▸ **What this task involves**
Determine the number of lines in the data that include the word "Department", and write only that number.

☆ ☆ ☆

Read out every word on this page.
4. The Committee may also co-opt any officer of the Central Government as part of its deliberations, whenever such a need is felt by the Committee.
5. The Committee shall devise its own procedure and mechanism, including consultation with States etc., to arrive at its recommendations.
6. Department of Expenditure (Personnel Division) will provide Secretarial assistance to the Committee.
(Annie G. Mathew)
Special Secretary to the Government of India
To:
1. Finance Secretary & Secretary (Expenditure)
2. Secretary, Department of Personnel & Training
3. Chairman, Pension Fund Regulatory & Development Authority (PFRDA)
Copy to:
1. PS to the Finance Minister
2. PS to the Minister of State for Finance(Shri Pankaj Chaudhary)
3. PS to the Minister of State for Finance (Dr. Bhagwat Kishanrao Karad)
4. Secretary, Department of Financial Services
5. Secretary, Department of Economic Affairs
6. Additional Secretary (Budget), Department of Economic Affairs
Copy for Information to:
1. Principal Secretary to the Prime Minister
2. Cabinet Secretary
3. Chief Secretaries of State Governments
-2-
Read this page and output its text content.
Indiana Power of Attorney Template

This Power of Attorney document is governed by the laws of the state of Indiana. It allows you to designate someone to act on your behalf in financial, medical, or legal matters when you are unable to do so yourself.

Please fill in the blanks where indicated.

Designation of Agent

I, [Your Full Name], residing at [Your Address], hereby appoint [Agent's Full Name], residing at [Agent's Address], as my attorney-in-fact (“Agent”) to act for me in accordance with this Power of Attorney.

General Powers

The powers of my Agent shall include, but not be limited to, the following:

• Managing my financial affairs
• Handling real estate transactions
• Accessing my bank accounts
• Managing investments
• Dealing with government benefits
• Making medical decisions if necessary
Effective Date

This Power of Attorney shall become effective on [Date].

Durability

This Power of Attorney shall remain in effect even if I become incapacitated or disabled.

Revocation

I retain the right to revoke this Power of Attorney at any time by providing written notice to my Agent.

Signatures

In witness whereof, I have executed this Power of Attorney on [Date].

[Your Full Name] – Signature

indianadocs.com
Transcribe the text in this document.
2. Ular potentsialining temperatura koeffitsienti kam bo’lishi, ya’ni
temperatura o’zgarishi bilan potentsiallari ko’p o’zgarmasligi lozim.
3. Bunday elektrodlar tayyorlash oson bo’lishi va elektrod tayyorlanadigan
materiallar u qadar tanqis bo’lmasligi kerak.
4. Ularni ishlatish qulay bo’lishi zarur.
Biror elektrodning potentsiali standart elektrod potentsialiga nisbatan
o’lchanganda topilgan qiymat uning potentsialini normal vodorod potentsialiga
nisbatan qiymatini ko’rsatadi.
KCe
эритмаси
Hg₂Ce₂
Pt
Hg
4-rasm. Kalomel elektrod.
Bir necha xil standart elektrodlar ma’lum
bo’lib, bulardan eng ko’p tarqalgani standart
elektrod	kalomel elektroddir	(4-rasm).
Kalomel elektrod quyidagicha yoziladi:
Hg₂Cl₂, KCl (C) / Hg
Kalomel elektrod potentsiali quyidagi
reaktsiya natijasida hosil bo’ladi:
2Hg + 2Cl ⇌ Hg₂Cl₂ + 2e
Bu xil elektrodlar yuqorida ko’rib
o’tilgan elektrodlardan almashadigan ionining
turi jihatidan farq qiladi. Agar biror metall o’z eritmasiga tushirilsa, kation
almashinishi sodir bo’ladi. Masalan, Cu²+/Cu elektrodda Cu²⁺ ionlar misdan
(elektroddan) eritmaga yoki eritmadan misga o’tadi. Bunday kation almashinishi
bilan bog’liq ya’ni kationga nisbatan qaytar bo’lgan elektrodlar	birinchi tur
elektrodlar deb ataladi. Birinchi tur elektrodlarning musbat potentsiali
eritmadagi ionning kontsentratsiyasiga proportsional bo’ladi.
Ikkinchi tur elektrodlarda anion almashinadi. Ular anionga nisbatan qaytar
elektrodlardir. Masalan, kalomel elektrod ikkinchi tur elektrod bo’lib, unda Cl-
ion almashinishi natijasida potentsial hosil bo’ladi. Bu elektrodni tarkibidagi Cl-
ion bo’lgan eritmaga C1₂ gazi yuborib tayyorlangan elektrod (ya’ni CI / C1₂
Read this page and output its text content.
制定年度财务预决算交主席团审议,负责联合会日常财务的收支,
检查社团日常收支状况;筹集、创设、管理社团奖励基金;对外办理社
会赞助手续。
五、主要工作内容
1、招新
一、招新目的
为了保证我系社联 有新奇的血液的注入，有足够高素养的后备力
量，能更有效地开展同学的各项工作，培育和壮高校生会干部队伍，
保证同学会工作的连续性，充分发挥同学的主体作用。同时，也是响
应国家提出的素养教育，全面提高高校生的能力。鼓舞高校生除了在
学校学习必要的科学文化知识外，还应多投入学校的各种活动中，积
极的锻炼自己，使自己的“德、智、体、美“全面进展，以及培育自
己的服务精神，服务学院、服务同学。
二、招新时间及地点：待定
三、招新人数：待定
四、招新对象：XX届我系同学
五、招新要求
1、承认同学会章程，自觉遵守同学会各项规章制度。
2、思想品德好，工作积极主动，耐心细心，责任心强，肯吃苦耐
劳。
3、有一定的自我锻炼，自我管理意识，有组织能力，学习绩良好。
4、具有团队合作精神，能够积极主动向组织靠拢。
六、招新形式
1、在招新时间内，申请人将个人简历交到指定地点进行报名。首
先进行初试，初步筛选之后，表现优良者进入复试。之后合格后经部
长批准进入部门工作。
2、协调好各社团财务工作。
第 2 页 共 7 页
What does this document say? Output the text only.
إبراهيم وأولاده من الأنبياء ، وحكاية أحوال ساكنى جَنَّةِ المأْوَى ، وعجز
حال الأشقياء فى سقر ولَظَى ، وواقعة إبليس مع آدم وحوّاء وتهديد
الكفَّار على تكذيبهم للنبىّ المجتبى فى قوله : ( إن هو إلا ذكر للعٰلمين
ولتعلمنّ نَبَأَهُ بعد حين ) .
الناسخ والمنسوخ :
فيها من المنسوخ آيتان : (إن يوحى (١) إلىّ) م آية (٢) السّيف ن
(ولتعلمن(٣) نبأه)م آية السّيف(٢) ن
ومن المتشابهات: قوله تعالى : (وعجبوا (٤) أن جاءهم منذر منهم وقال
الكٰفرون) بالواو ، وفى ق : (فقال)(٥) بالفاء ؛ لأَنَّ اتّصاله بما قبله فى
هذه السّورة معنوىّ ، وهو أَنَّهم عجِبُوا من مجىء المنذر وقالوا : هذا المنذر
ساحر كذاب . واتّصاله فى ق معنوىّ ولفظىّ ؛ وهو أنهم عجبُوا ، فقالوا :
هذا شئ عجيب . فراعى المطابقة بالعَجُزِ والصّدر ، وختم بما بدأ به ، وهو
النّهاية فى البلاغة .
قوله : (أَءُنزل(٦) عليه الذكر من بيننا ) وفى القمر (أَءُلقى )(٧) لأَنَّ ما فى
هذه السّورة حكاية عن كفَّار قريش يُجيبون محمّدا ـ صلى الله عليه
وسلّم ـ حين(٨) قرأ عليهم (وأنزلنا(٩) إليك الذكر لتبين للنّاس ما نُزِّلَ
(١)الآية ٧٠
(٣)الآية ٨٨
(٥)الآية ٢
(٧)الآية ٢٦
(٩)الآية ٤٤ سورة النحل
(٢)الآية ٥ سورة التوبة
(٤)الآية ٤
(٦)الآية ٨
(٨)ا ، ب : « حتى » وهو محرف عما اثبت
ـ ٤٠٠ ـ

☆ ☆ ☆

▸ **Solved problem**
5